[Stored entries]
* * * *
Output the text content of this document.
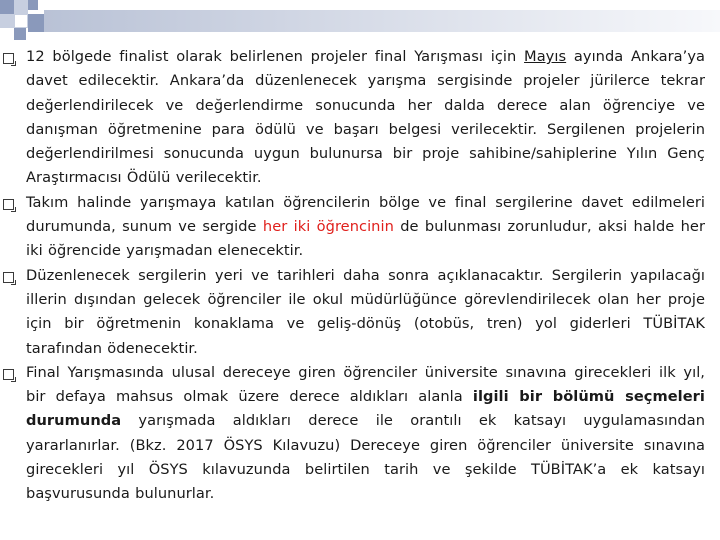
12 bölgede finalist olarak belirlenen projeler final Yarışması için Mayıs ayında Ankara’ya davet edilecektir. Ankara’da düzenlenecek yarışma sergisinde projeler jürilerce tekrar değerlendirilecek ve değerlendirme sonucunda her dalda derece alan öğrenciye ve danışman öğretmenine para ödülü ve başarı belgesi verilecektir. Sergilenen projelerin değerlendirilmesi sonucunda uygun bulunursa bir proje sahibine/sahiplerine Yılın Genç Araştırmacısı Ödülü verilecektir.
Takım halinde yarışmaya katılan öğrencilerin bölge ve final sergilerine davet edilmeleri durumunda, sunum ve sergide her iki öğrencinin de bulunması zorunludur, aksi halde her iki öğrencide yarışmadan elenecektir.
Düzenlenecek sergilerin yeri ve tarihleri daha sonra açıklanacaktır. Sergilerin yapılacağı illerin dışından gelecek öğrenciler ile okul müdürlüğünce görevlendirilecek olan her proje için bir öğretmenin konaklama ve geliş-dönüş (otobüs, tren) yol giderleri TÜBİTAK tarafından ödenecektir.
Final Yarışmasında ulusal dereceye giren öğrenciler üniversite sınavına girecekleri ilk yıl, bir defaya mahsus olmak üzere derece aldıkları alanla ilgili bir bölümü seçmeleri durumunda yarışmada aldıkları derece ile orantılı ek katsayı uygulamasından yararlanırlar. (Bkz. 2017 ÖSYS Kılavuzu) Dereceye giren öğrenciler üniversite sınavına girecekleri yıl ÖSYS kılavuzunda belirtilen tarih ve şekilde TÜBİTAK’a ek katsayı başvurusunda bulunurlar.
* * * *
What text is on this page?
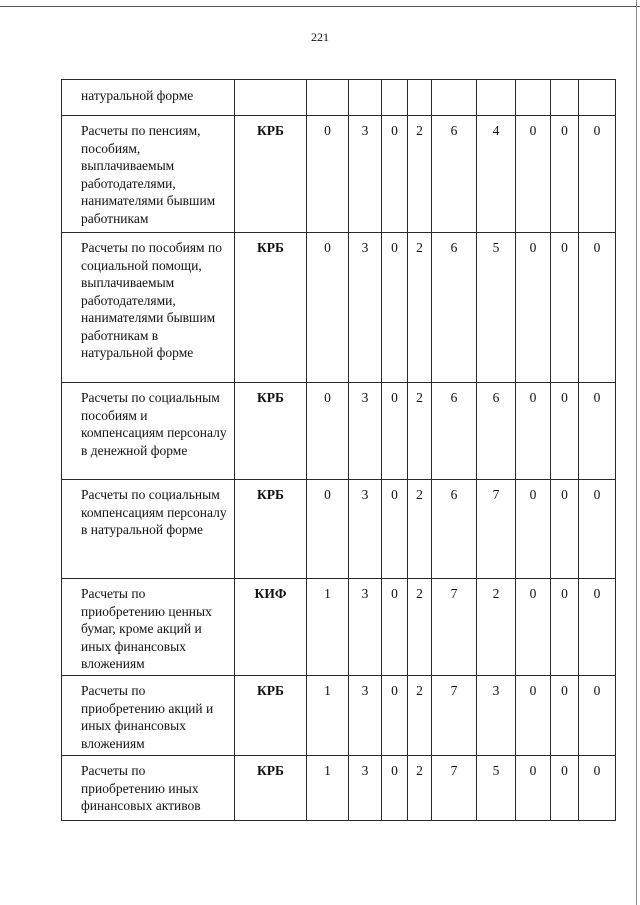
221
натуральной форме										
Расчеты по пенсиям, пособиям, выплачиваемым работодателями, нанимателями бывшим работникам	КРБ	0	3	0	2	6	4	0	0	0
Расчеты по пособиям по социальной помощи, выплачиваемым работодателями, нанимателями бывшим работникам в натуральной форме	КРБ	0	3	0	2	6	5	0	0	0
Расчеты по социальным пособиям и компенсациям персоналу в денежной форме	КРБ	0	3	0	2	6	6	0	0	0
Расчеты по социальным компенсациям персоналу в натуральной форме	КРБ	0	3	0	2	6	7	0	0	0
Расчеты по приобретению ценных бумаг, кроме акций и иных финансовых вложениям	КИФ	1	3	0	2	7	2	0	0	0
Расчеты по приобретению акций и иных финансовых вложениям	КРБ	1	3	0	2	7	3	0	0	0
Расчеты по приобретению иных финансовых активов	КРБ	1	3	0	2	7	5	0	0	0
* * * *
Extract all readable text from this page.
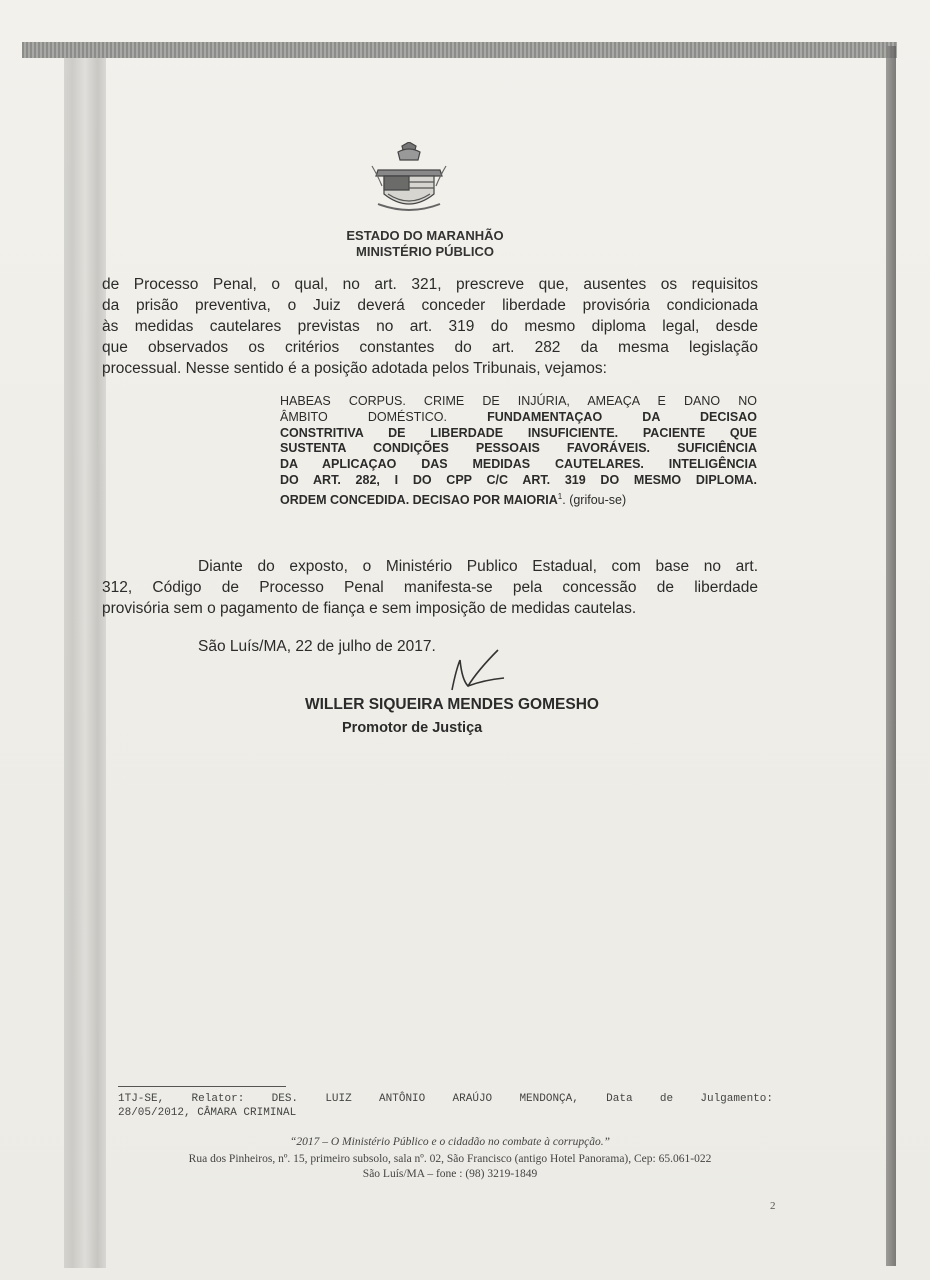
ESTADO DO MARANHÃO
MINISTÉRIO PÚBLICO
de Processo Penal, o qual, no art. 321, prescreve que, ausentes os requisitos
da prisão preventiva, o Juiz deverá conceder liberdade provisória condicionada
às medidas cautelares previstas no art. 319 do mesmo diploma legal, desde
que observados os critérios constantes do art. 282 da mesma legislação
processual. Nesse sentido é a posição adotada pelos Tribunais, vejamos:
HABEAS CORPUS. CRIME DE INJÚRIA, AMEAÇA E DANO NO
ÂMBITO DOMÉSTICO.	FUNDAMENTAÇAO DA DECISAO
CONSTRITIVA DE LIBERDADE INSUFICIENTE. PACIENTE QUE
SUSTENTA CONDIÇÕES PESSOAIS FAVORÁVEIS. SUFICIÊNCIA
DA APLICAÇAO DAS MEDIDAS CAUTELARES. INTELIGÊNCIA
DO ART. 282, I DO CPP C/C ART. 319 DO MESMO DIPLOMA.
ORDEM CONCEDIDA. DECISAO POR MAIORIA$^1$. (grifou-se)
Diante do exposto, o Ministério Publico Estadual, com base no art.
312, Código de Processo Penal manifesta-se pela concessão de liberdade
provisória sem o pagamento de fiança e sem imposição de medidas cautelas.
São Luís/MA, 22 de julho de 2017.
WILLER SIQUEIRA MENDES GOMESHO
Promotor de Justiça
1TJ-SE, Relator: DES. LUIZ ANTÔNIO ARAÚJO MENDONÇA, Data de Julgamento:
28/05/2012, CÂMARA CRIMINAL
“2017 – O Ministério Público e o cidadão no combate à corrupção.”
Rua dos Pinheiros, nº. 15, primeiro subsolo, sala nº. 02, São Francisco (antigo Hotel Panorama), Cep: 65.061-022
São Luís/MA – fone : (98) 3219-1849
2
* * * *
EXERCISE OBJECTIVE: Of all the lines in the entries, how many contain the word "нанимателями"? Give only the number.

EXERCISE ANSWER: 2